# Start of Data section

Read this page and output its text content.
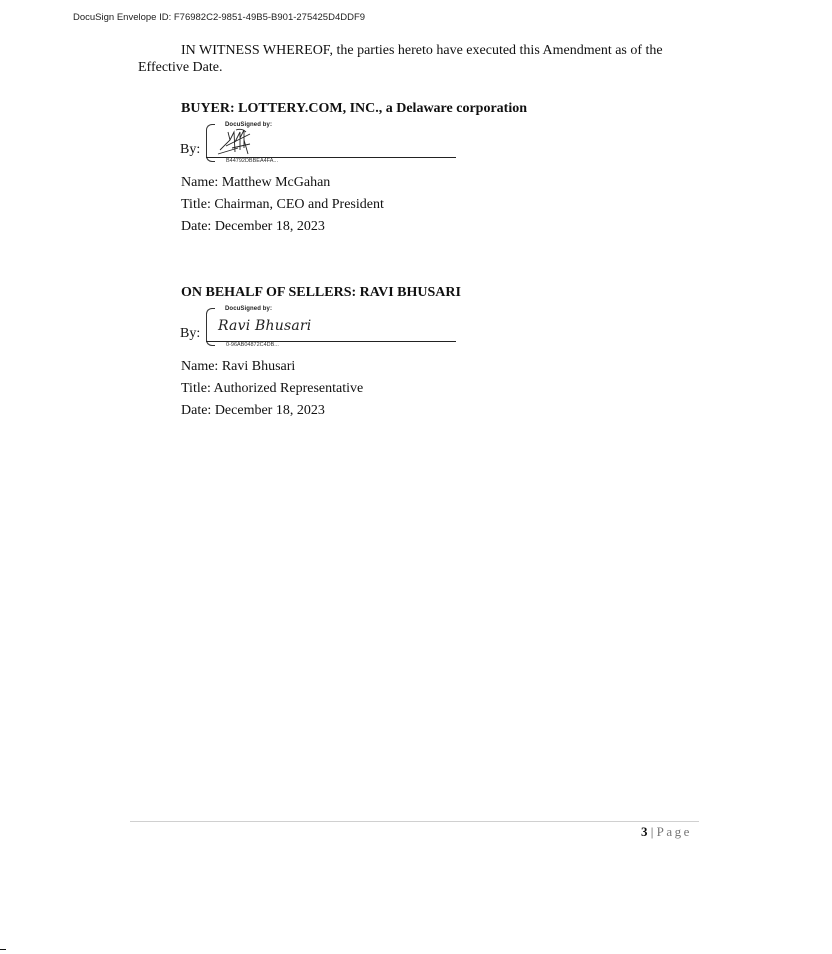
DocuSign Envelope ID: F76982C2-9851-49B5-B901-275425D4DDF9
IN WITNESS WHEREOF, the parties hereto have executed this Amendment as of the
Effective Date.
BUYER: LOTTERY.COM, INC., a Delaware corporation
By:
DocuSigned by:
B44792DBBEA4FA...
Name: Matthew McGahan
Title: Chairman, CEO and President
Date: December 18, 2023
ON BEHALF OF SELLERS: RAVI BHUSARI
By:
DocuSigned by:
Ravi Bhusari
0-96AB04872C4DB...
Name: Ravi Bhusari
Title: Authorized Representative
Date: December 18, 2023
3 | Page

# End of Data section

Goal: Print out the whole of the material word for word, without pictures.

Solution:
Read this page and output its text content.
DocuSign Envelope ID: F76982C2-9851-49B5-B901-275425D4DDF9
IN WITNESS WHEREOF, the parties hereto have executed this Amendment as of the
Effective Date.
BUYER: LOTTERY.COM, INC., a Delaware corporation
By:
DocuSigned by:
B44792DBBEA4FA...
Name: Matthew McGahan
Title: Chairman, CEO and President
Date: December 18, 2023
ON BEHALF OF SELLERS: RAVI BHUSARI
By:
DocuSigned by:
Ravi Bhusari
0-96AB04872C4DB...
Name: Ravi Bhusari
Title: Authorized Representative
Date: December 18, 2023
3 | Page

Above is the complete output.